(Recorded data)
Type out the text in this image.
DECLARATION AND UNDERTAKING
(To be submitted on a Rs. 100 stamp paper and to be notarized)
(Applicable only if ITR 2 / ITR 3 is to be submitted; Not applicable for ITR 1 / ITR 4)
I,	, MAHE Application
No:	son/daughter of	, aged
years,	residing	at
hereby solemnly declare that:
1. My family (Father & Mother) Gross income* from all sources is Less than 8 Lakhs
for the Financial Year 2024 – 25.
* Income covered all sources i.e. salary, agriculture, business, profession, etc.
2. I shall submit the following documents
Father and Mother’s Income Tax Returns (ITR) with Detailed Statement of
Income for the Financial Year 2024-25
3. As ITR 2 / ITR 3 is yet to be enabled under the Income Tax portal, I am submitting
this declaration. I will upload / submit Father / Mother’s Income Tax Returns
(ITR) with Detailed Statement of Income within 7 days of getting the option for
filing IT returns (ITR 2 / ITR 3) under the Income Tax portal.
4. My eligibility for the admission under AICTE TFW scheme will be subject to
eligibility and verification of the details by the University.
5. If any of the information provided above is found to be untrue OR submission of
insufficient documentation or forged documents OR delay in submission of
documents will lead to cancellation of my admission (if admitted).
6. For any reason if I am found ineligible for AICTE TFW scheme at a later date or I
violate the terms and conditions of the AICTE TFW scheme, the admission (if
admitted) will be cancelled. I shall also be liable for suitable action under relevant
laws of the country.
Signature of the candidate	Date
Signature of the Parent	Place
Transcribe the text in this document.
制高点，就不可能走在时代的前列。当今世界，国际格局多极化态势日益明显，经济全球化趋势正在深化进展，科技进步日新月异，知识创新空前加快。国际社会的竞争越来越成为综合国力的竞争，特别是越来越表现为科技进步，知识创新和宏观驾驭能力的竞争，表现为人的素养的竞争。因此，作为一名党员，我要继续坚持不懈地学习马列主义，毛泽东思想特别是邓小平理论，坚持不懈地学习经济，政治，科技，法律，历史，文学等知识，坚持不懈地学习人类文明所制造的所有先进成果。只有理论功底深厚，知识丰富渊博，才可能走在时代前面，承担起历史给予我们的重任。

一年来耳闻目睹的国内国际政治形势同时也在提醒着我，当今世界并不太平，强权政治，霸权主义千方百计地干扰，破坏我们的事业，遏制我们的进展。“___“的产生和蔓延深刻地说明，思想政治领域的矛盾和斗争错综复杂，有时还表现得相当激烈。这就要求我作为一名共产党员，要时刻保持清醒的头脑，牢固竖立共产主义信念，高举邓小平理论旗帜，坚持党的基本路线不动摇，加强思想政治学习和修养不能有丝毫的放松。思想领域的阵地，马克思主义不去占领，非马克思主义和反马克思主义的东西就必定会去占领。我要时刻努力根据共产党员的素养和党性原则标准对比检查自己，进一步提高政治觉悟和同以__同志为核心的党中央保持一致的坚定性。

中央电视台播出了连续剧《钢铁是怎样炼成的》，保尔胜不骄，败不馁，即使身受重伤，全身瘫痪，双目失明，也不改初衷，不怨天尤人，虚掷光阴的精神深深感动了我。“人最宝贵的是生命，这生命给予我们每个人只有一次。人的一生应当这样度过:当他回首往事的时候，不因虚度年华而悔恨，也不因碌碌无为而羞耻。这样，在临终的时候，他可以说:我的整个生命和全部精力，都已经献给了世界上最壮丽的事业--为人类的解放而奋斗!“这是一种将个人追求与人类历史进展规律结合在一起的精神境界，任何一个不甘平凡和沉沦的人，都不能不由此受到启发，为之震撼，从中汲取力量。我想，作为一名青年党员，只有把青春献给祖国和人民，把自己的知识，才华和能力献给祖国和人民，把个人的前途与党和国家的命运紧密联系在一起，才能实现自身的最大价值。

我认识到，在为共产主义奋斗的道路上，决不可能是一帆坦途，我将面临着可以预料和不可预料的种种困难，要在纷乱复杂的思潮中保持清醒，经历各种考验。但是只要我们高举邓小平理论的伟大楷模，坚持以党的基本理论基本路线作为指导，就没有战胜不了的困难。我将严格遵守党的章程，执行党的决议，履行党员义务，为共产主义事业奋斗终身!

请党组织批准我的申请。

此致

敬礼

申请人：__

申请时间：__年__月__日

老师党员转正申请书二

- _Job_
Set out the complete listing exactly as shown.

- _Exercise solution_
Type out the text in this image.
DECLARATION AND UNDERTAKING
(To be submitted on a Rs. 100 stamp paper and to be notarized)
(Applicable only if ITR 2 / ITR 3 is to be submitted; Not applicable for ITR 1 / ITR 4)
I,	, MAHE Application
No:	son/daughter of	, aged
years,	residing	at
hereby solemnly declare that:
1. My family (Father & Mother) Gross income* from all sources is Less than 8 Lakhs
for the Financial Year 2024 – 25.
* Income covered all sources i.e. salary, agriculture, business, profession, etc.
2. I shall submit the following documents
Father and Mother’s Income Tax Returns (ITR) with Detailed Statement of
Income for the Financial Year 2024-25
3. As ITR 2 / ITR 3 is yet to be enabled under the Income Tax portal, I am submitting
this declaration. I will upload / submit Father / Mother’s Income Tax Returns
(ITR) with Detailed Statement of Income within 7 days of getting the option for
filing IT returns (ITR 2 / ITR 3) under the Income Tax portal.
4. My eligibility for the admission under AICTE TFW scheme will be subject to
eligibility and verification of the details by the University.
5. If any of the information provided above is found to be untrue OR submission of
insufficient documentation or forged documents OR delay in submission of
documents will lead to cancellation of my admission (if admitted).
6. For any reason if I am found ineligible for AICTE TFW scheme at a later date or I
violate the terms and conditions of the AICTE TFW scheme, the admission (if
admitted) will be cancelled. I shall also be liable for suitable action under relevant
laws of the country.
Signature of the candidate	Date
Signature of the Parent	Place
Transcribe the text in this document.
制高点，就不可能走在时代的前列。当今世界，国际格局多极化态势日益明显，经济全球化趋势正在深化进展，科技进步日新月异，知识创新空前加快。国际社会的竞争越来越成为综合国力的竞争，特别是越来越表现为科技进步，知识创新和宏观驾驭能力的竞争，表现为人的素养的竞争。因此，作为一名党员，我要继续坚持不懈地学习马列主义，毛泽东思想特别是邓小平理论，坚持不懈地学习经济，政治，科技，法律，历史，文学等知识，坚持不懈地学习人类文明所制造的所有先进成果。只有理论功底深厚，知识丰富渊博，才可能走在时代前面，承担起历史给予我们的重任。

一年来耳闻目睹的国内国际政治形势同时也在提醒着我，当今世界并不太平，强权政治，霸权主义千方百计地干扰，破坏我们的事业，遏制我们的进展。“___“的产生和蔓延深刻地说明，思想政治领域的矛盾和斗争错综复杂，有时还表现得相当激烈。这就要求我作为一名共产党员，要时刻保持清醒的头脑，牢固竖立共产主义信念，高举邓小平理论旗帜，坚持党的基本路线不动摇，加强思想政治学习和修养不能有丝毫的放松。思想领域的阵地，马克思主义不去占领，非马克思主义和反马克思主义的东西就必定会去占领。我要时刻努力根据共产党员的素养和党性原则标准对比检查自己，进一步提高政治觉悟和同以__同志为核心的党中央保持一致的坚定性。

中央电视台播出了连续剧《钢铁是怎样炼成的》，保尔胜不骄，败不馁，即使身受重伤，全身瘫痪，双目失明，也不改初衷，不怨天尤人，虚掷光阴的精神深深感动了我。“人最宝贵的是生命，这生命给予我们每个人只有一次。人的一生应当这样度过:当他回首往事的时候，不因虚度年华而悔恨，也不因碌碌无为而羞耻。这样，在临终的时候，他可以说:我的整个生命和全部精力，都已经献给了世界上最壮丽的事业--为人类的解放而奋斗!“这是一种将个人追求与人类历史进展规律结合在一起的精神境界，任何一个不甘平凡和沉沦的人，都不能不由此受到启发，为之震撼，从中汲取力量。我想，作为一名青年党员，只有把青春献给祖国和人民，把自己的知识，才华和能力献给祖国和人民，把个人的前途与党和国家的命运紧密联系在一起，才能实现自身的最大价值。

我认识到，在为共产主义奋斗的道路上，决不可能是一帆坦途，我将面临着可以预料和不可预料的种种困难，要在纷乱复杂的思潮中保持清醒，经历各种考验。但是只要我们高举邓小平理论的伟大楷模，坚持以党的基本理论基本路线作为指导，就没有战胜不了的困难。我将严格遵守党的章程，执行党的决议，履行党员义务，为共产主义事业奋斗终身!

请党组织批准我的申请。

此致

敬礼

申请人：__

申请时间：__年__月__日

老师党员转正申请书二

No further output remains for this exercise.